→ **Written request**:
Return each row below that contains the string "document". Case counts.

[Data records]
§

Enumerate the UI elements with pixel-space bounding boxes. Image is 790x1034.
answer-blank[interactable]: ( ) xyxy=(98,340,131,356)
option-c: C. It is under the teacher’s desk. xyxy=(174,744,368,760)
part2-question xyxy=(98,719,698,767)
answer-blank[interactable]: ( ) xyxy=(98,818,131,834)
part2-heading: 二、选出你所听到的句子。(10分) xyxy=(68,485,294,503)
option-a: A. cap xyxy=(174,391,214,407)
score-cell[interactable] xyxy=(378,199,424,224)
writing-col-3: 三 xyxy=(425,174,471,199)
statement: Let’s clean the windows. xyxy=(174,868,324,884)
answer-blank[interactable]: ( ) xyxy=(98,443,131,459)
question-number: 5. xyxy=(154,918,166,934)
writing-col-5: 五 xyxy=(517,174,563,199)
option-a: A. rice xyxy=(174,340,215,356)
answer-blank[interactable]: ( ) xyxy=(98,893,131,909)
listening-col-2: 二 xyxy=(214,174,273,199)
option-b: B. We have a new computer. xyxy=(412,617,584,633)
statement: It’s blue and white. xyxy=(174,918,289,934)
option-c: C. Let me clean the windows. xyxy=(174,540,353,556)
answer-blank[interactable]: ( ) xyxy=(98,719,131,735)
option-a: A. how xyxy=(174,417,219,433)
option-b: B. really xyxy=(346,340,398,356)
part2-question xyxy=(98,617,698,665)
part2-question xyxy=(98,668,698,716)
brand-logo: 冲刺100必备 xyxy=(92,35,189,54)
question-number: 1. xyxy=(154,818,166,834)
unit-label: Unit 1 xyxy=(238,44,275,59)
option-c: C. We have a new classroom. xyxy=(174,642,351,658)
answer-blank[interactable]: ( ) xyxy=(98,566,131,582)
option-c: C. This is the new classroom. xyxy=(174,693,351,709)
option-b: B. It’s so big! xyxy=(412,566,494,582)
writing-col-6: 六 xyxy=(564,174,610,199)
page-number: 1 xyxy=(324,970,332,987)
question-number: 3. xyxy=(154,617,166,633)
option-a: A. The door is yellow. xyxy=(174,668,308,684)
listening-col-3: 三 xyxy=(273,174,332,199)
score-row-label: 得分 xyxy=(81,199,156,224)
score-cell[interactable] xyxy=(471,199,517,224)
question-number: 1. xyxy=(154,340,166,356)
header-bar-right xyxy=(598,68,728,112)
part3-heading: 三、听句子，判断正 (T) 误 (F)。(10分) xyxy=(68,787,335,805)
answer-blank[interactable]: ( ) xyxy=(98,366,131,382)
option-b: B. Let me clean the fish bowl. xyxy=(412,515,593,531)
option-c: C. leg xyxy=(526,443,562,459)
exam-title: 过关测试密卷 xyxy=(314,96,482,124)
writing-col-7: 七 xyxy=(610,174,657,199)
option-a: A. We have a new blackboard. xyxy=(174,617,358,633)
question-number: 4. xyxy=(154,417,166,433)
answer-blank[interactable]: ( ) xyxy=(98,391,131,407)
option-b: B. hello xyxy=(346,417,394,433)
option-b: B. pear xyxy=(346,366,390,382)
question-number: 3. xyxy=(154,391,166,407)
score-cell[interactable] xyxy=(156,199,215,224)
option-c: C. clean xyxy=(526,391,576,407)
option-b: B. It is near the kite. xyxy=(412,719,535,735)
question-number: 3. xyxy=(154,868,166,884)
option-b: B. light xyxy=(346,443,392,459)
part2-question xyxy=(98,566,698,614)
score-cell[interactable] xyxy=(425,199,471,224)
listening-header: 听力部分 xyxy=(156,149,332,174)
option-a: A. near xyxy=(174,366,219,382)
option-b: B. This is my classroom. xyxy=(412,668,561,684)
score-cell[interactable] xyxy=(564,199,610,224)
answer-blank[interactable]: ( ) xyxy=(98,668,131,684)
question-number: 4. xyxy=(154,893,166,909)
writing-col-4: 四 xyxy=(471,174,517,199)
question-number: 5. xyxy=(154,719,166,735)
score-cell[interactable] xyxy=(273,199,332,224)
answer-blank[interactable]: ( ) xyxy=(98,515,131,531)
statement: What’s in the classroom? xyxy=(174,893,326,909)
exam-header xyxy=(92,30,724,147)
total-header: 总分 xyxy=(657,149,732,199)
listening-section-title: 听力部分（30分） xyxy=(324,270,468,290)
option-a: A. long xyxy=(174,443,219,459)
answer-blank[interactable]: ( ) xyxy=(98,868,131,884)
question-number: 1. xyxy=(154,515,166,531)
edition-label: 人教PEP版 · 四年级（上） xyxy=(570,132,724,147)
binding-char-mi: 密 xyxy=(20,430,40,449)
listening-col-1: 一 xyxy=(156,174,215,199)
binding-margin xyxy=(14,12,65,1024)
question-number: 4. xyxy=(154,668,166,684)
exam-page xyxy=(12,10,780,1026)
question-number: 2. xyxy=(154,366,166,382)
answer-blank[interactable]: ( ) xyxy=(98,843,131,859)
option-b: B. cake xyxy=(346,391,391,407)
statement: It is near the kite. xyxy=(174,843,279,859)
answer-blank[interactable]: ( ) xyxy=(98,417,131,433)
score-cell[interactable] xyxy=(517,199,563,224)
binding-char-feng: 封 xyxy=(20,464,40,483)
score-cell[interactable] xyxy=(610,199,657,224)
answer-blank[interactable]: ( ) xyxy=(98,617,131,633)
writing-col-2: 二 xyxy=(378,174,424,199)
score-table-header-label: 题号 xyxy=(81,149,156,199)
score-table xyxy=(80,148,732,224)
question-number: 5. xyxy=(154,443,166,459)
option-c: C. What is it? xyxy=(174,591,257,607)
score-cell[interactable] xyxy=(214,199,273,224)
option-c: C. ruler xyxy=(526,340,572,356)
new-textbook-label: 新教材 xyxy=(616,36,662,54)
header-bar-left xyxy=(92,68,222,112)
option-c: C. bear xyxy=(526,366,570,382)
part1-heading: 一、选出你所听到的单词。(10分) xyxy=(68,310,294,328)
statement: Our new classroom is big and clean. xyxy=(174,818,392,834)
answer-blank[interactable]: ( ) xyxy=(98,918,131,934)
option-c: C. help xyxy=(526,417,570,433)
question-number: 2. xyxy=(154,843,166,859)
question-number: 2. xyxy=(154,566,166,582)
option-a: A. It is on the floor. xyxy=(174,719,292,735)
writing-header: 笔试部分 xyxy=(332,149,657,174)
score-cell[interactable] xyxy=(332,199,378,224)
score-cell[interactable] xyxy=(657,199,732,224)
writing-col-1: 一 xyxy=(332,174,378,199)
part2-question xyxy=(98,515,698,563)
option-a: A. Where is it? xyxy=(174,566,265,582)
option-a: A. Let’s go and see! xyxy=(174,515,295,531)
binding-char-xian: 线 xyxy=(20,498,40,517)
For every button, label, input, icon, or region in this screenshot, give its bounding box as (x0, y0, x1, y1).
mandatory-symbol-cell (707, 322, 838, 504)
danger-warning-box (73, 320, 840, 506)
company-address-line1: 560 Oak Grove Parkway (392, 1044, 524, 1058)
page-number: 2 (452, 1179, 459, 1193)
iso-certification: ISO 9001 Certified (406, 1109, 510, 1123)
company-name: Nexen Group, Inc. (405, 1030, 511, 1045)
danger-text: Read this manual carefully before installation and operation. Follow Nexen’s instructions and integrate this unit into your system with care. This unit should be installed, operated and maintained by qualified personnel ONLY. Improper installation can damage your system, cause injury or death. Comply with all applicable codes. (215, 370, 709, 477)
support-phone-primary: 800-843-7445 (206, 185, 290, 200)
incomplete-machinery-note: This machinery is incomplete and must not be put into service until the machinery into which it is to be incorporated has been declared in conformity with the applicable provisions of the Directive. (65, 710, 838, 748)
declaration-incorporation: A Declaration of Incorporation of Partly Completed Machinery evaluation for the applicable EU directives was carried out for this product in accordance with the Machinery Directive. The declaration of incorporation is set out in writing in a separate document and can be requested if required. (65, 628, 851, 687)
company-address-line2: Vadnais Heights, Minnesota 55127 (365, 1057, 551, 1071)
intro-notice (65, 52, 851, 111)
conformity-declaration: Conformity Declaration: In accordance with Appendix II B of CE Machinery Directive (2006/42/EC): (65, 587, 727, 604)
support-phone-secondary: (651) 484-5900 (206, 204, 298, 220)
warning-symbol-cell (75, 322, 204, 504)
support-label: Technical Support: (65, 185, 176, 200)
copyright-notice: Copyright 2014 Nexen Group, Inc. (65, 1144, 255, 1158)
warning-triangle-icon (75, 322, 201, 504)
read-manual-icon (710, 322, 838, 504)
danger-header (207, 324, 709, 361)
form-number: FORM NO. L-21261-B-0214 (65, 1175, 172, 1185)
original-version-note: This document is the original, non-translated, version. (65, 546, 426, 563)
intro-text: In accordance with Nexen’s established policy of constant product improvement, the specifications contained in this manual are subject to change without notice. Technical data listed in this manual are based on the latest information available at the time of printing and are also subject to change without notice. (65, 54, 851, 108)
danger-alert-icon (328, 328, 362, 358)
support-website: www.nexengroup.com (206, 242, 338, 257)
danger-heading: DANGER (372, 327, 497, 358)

§

→ **Response to this task**:
declaration-incorporation: A Declaration of Incorporation of Partly Completed Machinery evaluation for the applicable EU directives was carried out for this product in accordance with the Machinery Directive. The declaration of incorporation is set out in writing in a separate document and can be requested if required. (65, 628, 851, 687)
original-version-note: This document is the original, non-translated, version. (65, 546, 426, 563)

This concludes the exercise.